■ Aim ■
Pick out and copy every line below that has the word "Lucht".

■ Provided records ■
==========

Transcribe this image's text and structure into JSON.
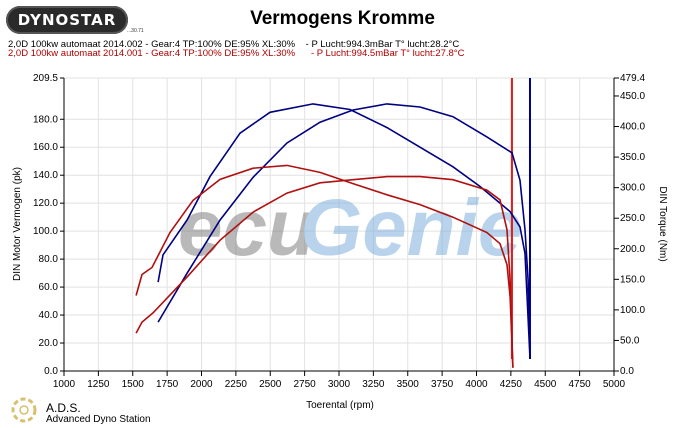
{
  "header": {
    "logo_text": "DYNOSTAR",
    "logo_sub": "...30.71",
    "title": "Vermogens Kromme",
    "legend": [
      {
        "text": "2,0D 100kw automaat 2014.002 - Gear:4 TP:100% DE:95% XL:30%    - P Lucht:994.3mBar T° lucht:28.2°C",
        "color": "#000080"
      },
      {
        "text": "2,0D 100kw automaat 2014.001 - Gear:4 TP:100% DE:95% XL:30%      - P Lucht:994.5mBar T° lucht:27.8°C",
        "color": "#c00000"
      }
    ]
  },
  "watermark": {
    "text_left": "ecu",
    "text_right": "Genie"
  },
  "footer": {
    "brand": "A.D.S.",
    "brand_full": "Advanced Dyno Station"
  },
  "chart_data": {
    "type": "line",
    "title": "Vermogens Kromme",
    "xlabel": "Toerental (rpm)",
    "ylabel": "DIN Motor Vermogen (pk)",
    "y2label": "DIN Torque (Nm)",
    "xlim": [
      1000,
      5000
    ],
    "ylim": [
      0,
      209.5
    ],
    "y2lim": [
      0,
      479.4
    ],
    "grid": true,
    "xticks": [
      "1000",
      "1250",
      "1500",
      "1750",
      "2000",
      "2250",
      "2500",
      "2750",
      "3000",
      "3250",
      "3500",
      "3750",
      "4000",
      "4250",
      "4500",
      "4750",
      "5000"
    ],
    "yticks": [
      "209.5",
      "180.0",
      "160.0",
      "140.0",
      "120.0",
      "100.0",
      "80.0",
      "60.0",
      "40.0",
      "20.0",
      "0.0"
    ],
    "y2ticks": [
      "479.4",
      "450.0",
      "400.0",
      "350.0",
      "300.0",
      "250.0",
      "200.0",
      "150.0",
      "100.0",
      "50.0",
      "0.0"
    ],
    "series": [
      {
        "run": "2014.002",
        "quantity": "power",
        "axis": "left",
        "color": "#000080",
        "x": [
          1684,
          1720,
          1895,
          2062,
          2280,
          2498,
          2811,
          3080,
          3349,
          3589,
          3829,
          4025,
          4244,
          4316,
          4353,
          4389
        ],
        "y": [
          63.6,
          83,
          108,
          139,
          170,
          185,
          191,
          187,
          174,
          160,
          146,
          132,
          114,
          103,
          84,
          9
        ]
      },
      {
        "run": "2014.002",
        "quantity": "torque",
        "axis": "right",
        "color": "#000080",
        "x": [
          1684,
          1895,
          2135,
          2375,
          2622,
          2862,
          3102,
          3349,
          3589,
          3829,
          4076,
          4258,
          4316,
          4353,
          4375,
          4389
        ],
        "y": [
          80,
          160,
          247,
          317,
          373,
          407,
          427,
          437,
          432,
          416,
          383,
          357,
          312,
          231,
          149,
          21
        ]
      },
      {
        "run": "2014.001",
        "quantity": "power",
        "axis": "left",
        "color": "#b01010",
        "x": [
          1524,
          1567,
          1640,
          1771,
          1938,
          2135,
          2375,
          2622,
          2862,
          3102,
          3349,
          3589,
          3829,
          4076,
          4171,
          4222,
          4244,
          4265
        ],
        "y": [
          54,
          69,
          74,
          99,
          122,
          137,
          145,
          147,
          142,
          134,
          126,
          119,
          110,
          99,
          91,
          76,
          53,
          3
        ]
      },
      {
        "run": "2014.001",
        "quantity": "torque",
        "axis": "right",
        "color": "#b01010",
        "x": [
          1524,
          1567,
          1647,
          1895,
          2135,
          2375,
          2622,
          2862,
          3102,
          3349,
          3589,
          3829,
          4076,
          4171,
          4222,
          4244,
          4265
        ],
        "y": [
          62,
          80,
          95,
          154,
          214,
          260,
          291,
          308,
          313,
          318,
          318,
          313,
          296,
          280,
          231,
          149,
          5
        ]
      }
    ],
    "markers": [
      {
        "rpm": 4258,
        "color": "#e02020"
      },
      {
        "rpm": 4389,
        "color": "#000090"
      }
    ]
  }
}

==========

■ Correct output ■
        "text": "2,0D 100kw automaat 2014.002 - Gear:4 TP:100% DE:95% XL:30%    - P Lucht:994.3mBar T° lucht:28.2°C",
        "text": "2,0D 100kw automaat 2014.001 - Gear:4 TP:100% DE:95% XL:30%      - P Lucht:994.5mBar T° lucht:27.8°C",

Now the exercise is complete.